To do: Report only the number of lines holding "ihrer".

Saved data entries:
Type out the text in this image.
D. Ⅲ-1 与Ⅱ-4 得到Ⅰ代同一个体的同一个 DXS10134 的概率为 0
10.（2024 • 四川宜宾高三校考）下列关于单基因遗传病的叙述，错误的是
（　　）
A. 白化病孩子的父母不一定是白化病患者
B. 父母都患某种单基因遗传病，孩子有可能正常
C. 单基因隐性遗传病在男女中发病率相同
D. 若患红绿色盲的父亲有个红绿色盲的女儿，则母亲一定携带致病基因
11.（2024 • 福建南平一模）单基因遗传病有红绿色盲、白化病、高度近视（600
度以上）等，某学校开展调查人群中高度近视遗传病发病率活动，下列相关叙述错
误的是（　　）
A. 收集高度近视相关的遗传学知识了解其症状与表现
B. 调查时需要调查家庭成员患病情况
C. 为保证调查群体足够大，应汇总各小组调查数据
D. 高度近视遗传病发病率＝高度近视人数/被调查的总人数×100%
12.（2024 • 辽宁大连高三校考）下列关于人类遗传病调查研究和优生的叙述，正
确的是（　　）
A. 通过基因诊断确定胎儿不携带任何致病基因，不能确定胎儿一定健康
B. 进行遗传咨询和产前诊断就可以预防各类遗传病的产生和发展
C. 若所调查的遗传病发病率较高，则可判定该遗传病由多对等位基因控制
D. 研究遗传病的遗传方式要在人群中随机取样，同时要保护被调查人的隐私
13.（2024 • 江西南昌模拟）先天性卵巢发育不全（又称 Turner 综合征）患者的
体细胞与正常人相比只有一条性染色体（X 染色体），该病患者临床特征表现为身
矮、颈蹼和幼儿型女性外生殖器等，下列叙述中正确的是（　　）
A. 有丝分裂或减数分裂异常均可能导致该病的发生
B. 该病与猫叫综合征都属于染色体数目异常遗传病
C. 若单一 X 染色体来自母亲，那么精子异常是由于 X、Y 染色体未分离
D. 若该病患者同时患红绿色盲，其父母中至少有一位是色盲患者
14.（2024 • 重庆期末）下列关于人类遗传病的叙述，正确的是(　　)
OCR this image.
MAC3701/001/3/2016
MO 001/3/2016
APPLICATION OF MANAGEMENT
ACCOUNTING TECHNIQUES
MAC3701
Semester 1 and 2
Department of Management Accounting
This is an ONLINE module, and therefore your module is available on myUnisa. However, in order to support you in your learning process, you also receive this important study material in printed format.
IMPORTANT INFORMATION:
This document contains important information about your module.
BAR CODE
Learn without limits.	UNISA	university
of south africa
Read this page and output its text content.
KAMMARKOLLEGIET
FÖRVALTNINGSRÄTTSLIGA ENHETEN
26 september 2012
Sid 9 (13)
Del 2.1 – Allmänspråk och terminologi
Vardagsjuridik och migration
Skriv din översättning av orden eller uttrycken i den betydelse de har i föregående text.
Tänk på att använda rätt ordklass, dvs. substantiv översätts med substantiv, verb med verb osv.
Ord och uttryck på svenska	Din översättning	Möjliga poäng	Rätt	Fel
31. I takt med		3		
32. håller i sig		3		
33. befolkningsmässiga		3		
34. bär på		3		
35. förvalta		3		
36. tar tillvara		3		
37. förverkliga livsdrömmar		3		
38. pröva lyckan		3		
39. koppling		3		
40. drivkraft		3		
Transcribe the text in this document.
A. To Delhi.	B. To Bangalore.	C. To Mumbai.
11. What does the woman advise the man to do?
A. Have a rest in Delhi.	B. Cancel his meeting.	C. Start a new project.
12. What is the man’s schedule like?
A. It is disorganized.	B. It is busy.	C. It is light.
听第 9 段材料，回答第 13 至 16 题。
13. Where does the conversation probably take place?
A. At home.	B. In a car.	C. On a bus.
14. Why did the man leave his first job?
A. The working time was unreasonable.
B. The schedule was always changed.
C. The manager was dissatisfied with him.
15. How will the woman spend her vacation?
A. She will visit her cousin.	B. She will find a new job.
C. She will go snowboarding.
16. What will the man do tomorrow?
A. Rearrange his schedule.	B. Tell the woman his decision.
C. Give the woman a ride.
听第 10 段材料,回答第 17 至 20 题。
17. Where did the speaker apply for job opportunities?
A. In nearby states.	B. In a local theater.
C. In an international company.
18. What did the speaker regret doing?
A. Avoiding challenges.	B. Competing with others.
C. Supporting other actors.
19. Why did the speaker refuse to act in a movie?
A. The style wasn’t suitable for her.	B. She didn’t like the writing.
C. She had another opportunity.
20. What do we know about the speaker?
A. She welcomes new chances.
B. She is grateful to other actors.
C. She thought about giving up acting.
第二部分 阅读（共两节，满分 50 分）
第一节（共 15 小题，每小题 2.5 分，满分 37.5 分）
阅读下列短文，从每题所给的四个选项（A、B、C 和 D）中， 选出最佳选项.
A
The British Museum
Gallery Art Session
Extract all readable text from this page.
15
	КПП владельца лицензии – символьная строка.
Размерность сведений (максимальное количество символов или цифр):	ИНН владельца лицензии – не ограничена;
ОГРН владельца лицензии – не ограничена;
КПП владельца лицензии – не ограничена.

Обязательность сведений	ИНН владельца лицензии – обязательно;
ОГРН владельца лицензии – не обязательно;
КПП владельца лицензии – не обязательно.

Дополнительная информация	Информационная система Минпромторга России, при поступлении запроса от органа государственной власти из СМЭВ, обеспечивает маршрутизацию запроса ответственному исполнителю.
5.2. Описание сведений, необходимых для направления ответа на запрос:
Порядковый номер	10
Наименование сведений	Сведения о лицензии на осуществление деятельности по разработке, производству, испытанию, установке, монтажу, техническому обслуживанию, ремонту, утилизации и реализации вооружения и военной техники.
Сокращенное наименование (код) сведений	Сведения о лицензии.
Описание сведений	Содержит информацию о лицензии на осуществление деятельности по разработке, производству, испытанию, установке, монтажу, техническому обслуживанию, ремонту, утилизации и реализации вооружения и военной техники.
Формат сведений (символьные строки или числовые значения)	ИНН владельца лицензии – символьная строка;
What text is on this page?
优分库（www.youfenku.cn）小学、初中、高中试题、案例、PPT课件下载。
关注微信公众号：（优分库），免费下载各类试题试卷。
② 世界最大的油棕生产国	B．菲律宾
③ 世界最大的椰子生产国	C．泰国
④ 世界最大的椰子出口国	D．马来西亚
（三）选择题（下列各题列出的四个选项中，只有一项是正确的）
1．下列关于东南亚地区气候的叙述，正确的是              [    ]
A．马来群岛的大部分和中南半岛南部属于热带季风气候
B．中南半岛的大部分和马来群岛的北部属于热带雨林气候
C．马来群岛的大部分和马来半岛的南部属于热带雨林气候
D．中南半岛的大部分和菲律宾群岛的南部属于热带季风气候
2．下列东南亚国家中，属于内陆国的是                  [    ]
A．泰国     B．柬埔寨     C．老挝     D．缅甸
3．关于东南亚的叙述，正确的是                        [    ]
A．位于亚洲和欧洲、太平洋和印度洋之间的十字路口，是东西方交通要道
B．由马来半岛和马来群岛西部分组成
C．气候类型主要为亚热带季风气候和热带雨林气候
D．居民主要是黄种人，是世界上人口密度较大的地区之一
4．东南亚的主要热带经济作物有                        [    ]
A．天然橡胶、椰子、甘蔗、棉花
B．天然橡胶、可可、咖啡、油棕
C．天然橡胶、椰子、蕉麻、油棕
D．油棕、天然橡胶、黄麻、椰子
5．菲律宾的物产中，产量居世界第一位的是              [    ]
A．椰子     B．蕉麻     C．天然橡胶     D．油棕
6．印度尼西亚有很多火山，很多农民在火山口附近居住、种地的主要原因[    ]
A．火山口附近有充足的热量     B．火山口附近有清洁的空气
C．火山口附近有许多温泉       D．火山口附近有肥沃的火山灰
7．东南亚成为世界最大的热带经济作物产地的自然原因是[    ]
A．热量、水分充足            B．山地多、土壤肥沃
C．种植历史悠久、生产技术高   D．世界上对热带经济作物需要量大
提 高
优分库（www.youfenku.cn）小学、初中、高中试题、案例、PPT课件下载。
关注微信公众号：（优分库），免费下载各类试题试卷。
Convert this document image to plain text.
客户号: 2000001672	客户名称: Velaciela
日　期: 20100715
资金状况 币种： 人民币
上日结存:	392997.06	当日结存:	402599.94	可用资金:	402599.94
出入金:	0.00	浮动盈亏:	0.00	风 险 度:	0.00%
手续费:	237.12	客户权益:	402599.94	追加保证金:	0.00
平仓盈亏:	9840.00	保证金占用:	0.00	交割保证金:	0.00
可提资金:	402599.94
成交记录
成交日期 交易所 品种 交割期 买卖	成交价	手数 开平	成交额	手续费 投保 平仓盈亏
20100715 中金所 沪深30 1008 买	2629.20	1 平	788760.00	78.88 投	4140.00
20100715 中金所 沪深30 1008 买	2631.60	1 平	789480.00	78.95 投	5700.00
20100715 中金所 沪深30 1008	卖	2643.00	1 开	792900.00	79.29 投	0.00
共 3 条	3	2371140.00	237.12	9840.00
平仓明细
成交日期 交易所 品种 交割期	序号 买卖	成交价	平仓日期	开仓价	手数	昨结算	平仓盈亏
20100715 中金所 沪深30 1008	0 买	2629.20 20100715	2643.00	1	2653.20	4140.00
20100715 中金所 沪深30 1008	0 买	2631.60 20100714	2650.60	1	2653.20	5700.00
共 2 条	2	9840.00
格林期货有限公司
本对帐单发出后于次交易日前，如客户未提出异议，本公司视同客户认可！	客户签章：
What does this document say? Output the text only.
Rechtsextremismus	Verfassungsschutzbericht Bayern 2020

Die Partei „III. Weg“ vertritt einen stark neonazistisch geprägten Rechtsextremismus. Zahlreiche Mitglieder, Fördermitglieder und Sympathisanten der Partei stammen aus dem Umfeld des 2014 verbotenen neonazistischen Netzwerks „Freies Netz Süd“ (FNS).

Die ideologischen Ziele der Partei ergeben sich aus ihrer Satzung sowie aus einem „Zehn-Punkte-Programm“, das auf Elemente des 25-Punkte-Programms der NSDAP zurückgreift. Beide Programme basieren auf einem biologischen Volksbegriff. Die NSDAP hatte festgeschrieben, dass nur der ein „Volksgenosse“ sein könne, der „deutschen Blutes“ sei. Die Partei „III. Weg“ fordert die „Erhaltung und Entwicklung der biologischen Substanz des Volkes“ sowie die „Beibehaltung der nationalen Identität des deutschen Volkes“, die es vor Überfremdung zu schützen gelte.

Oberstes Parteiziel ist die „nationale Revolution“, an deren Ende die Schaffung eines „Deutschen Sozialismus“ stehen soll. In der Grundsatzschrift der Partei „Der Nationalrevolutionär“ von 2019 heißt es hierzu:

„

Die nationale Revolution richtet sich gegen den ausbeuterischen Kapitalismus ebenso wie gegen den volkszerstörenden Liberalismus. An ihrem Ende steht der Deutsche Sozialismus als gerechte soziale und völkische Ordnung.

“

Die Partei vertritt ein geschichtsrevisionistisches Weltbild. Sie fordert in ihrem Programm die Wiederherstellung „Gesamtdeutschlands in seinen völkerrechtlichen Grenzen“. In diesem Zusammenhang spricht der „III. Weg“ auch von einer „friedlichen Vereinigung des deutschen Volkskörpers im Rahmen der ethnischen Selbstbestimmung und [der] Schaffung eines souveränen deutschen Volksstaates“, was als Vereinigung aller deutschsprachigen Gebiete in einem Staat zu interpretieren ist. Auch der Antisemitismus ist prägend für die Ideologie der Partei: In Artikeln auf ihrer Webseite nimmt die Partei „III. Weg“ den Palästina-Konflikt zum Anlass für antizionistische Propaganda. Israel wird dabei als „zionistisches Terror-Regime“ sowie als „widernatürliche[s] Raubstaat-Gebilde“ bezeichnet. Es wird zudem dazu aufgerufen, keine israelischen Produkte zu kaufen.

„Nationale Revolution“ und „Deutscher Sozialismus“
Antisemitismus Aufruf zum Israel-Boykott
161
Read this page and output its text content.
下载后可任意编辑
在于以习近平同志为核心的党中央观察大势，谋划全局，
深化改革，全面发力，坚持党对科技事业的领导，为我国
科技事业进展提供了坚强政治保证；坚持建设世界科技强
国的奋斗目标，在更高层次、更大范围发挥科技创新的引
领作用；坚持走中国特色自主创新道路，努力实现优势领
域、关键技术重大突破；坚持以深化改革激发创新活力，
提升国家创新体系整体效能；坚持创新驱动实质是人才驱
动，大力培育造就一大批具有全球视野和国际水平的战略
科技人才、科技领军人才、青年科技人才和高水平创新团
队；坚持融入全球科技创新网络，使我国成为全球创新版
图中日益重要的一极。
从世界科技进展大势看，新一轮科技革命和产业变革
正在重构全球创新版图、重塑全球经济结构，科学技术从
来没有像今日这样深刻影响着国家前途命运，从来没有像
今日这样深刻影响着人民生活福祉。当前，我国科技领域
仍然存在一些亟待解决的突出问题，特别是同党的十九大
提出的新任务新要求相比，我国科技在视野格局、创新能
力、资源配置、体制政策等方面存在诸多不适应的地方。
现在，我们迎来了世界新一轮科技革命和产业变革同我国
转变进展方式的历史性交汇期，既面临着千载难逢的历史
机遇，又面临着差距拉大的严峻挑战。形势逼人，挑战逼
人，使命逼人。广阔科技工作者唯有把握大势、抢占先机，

Solution for this problem: 2